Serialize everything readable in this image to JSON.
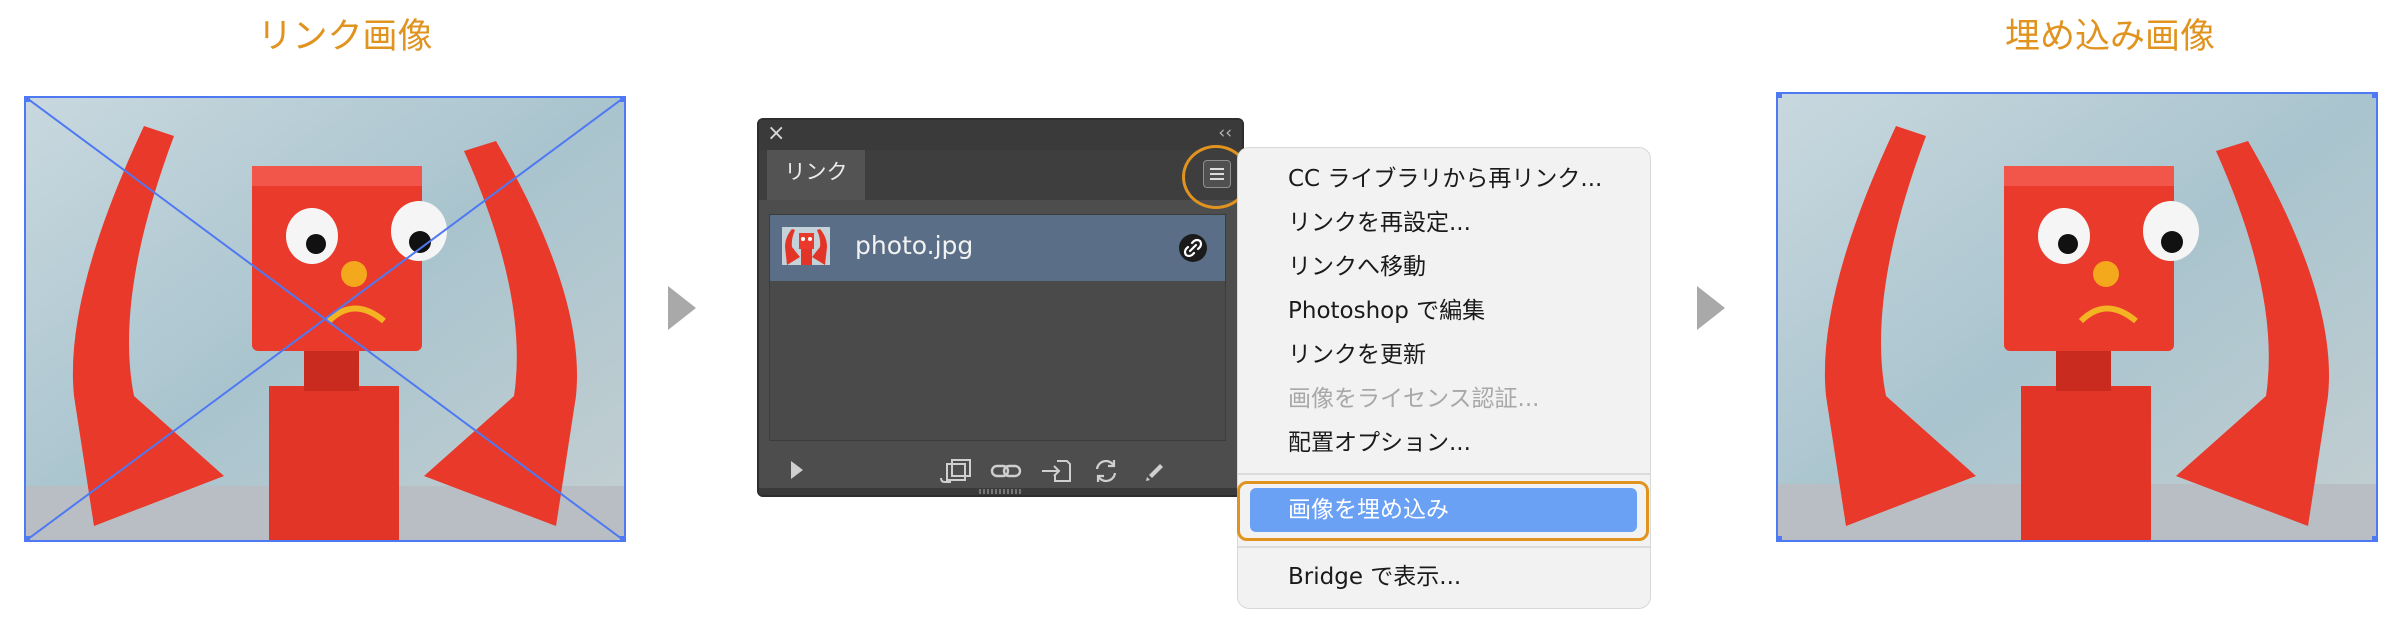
{
  "captions": {
    "left": "リンク画像",
    "right": "埋め込み画像"
  },
  "panel": {
    "close_glyph": "×",
    "collapse_glyph": "‹‹",
    "tab_label": "リンク",
    "file_name": "photo.jpg"
  },
  "menu": {
    "items": [
      {
        "label": "CC ライブラリから再リンク...",
        "enabled": true
      },
      {
        "label": "リンクを再設定...",
        "enabled": true
      },
      {
        "label": "リンクへ移動",
        "enabled": true
      },
      {
        "label": "Photoshop で編集",
        "enabled": true
      },
      {
        "label": "リンクを更新",
        "enabled": true
      },
      {
        "label": "画像をライセンス認証...",
        "enabled": false
      },
      {
        "label": "配置オプション...",
        "enabled": true
      },
      {
        "label": "画像を埋め込み",
        "enabled": true,
        "selected": true
      },
      {
        "label": "Bridge で表示...",
        "enabled": true
      }
    ]
  },
  "colors": {
    "accent": "#e0931e",
    "selection_blue": "#6aa1f5",
    "bbox_blue": "#4f79f2",
    "panel_bg": "#4d4d4d",
    "row_selected": "#5b6e87"
  },
  "icons": [
    "play-icon",
    "relink-cc-icon",
    "link-icon",
    "goto-link-icon",
    "update-icon",
    "edit-original-icon",
    "panel-menu-icon",
    "linked-file-icon",
    "close-icon"
  ]
}
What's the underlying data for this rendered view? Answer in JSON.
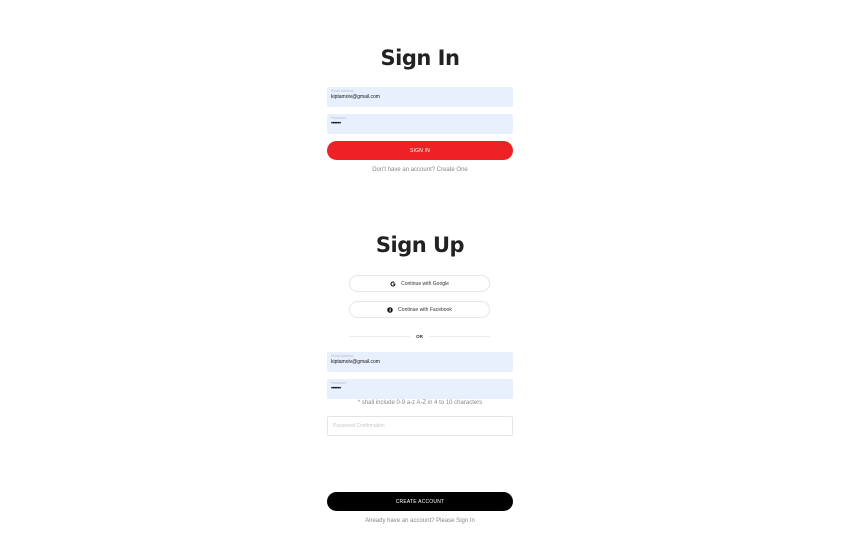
{
  "signin": {
    "title": "Sign In",
    "email_label": "Email Address",
    "email_value": "kiptamoiv@gmail.com",
    "password_label": "Password",
    "password_value": "••••••",
    "submit_label": "SIGN IN",
    "switch_text": "Don't have an account? Create One"
  },
  "signup": {
    "title": "Sign Up",
    "google_label": "Continue with Google",
    "facebook_label": "Continue with Facebook",
    "divider_label": "OR",
    "email_label": "Email Address",
    "email_value": "kiptamoiv@gmail.com",
    "password_label": "Password",
    "password_value": "••••••",
    "password_hint": "* shall include 0-9 a-z A-Z in 4 to 10 characters",
    "confirm_placeholder": "Password Confirmation",
    "submit_label": "CREATE ACCOUNT",
    "switch_text": "Already have an account? Please Sign In"
  },
  "icons": {
    "google": "google-icon",
    "facebook": "facebook-icon"
  },
  "colors": {
    "primary_red": "#ee2127",
    "input_fill": "#e8f0fe",
    "black_button": "#000000"
  }
}
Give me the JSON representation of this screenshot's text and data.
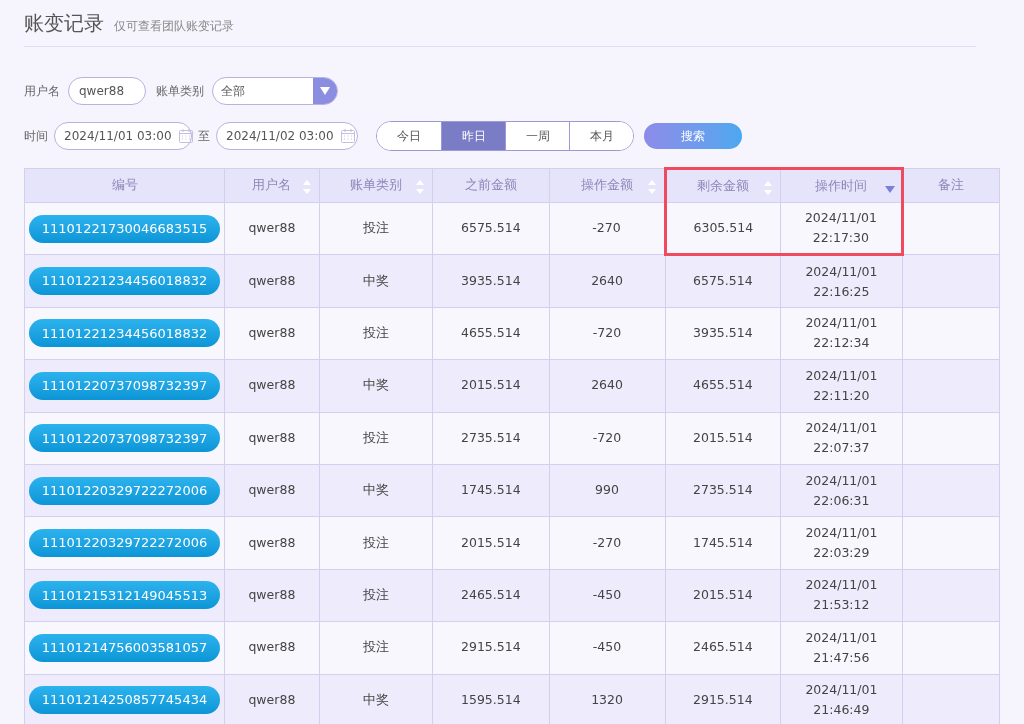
{
  "page": {
    "title": "账变记录",
    "subtitle": "仅可查看团队账变记录"
  },
  "filters": {
    "username_label": "用户名",
    "username_value": "qwer88",
    "category_label": "账单类别",
    "category_value": "全部",
    "time_label": "时间",
    "time_from": "2024/11/01 03:00",
    "to_label": "至",
    "time_to": "2024/11/02 03:00",
    "ranges": [
      {
        "label": "今日",
        "selected": false
      },
      {
        "label": "昨日",
        "selected": true
      },
      {
        "label": "一周",
        "selected": false
      },
      {
        "label": "本月",
        "selected": false
      }
    ],
    "search_button": "搜索"
  },
  "table": {
    "columns": [
      {
        "label": "编号",
        "sortable": false,
        "sorted_desc": false,
        "highlighted": false
      },
      {
        "label": "用户名",
        "sortable": true,
        "sorted_desc": false,
        "highlighted": false
      },
      {
        "label": "账单类别",
        "sortable": true,
        "sorted_desc": false,
        "highlighted": false
      },
      {
        "label": "之前金额",
        "sortable": false,
        "sorted_desc": false,
        "highlighted": false
      },
      {
        "label": "操作金额",
        "sortable": true,
        "sorted_desc": false,
        "highlighted": false
      },
      {
        "label": "剩余金额",
        "sortable": true,
        "sorted_desc": false,
        "highlighted": true
      },
      {
        "label": "操作时间",
        "sortable": false,
        "sorted_desc": true,
        "highlighted": true
      },
      {
        "label": "备注",
        "sortable": false,
        "sorted_desc": false,
        "highlighted": false
      }
    ],
    "rows": [
      {
        "id": "11101221730046683515",
        "user": "qwer88",
        "type": "投注",
        "before": "6575.514",
        "amount": "-270",
        "after": "6305.514",
        "date": "2024/11/01",
        "time": "22:17:30",
        "highlighted": true
      },
      {
        "id": "11101221234456018832",
        "user": "qwer88",
        "type": "中奖",
        "before": "3935.514",
        "amount": "2640",
        "after": "6575.514",
        "date": "2024/11/01",
        "time": "22:16:25",
        "highlighted": false
      },
      {
        "id": "11101221234456018832",
        "user": "qwer88",
        "type": "投注",
        "before": "4655.514",
        "amount": "-720",
        "after": "3935.514",
        "date": "2024/11/01",
        "time": "22:12:34",
        "highlighted": false
      },
      {
        "id": "11101220737098732397",
        "user": "qwer88",
        "type": "中奖",
        "before": "2015.514",
        "amount": "2640",
        "after": "4655.514",
        "date": "2024/11/01",
        "time": "22:11:20",
        "highlighted": false
      },
      {
        "id": "11101220737098732397",
        "user": "qwer88",
        "type": "投注",
        "before": "2735.514",
        "amount": "-720",
        "after": "2015.514",
        "date": "2024/11/01",
        "time": "22:07:37",
        "highlighted": false
      },
      {
        "id": "11101220329722272006",
        "user": "qwer88",
        "type": "中奖",
        "before": "1745.514",
        "amount": "990",
        "after": "2735.514",
        "date": "2024/11/01",
        "time": "22:06:31",
        "highlighted": false
      },
      {
        "id": "11101220329722272006",
        "user": "qwer88",
        "type": "投注",
        "before": "2015.514",
        "amount": "-270",
        "after": "1745.514",
        "date": "2024/11/01",
        "time": "22:03:29",
        "highlighted": false
      },
      {
        "id": "11101215312149045513",
        "user": "qwer88",
        "type": "投注",
        "before": "2465.514",
        "amount": "-450",
        "after": "2015.514",
        "date": "2024/11/01",
        "time": "21:53:12",
        "highlighted": false
      },
      {
        "id": "11101214756003581057",
        "user": "qwer88",
        "type": "投注",
        "before": "2915.514",
        "amount": "-450",
        "after": "2465.514",
        "date": "2024/11/01",
        "time": "21:47:56",
        "highlighted": false
      },
      {
        "id": "11101214250857745434",
        "user": "qwer88",
        "type": "中奖",
        "before": "1595.514",
        "amount": "1320",
        "after": "2915.514",
        "date": "2024/11/01",
        "time": "21:46:49",
        "highlighted": false
      }
    ]
  }
}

→ WHAT IS REQUIRED: Working from the entries above, return all lines that contain "data".

→ SOLUTION FOR THIS TASK:
What's the underlying data for this rendered view? Answer in JSON.
Give me the JSON representation of this screenshot's text and data.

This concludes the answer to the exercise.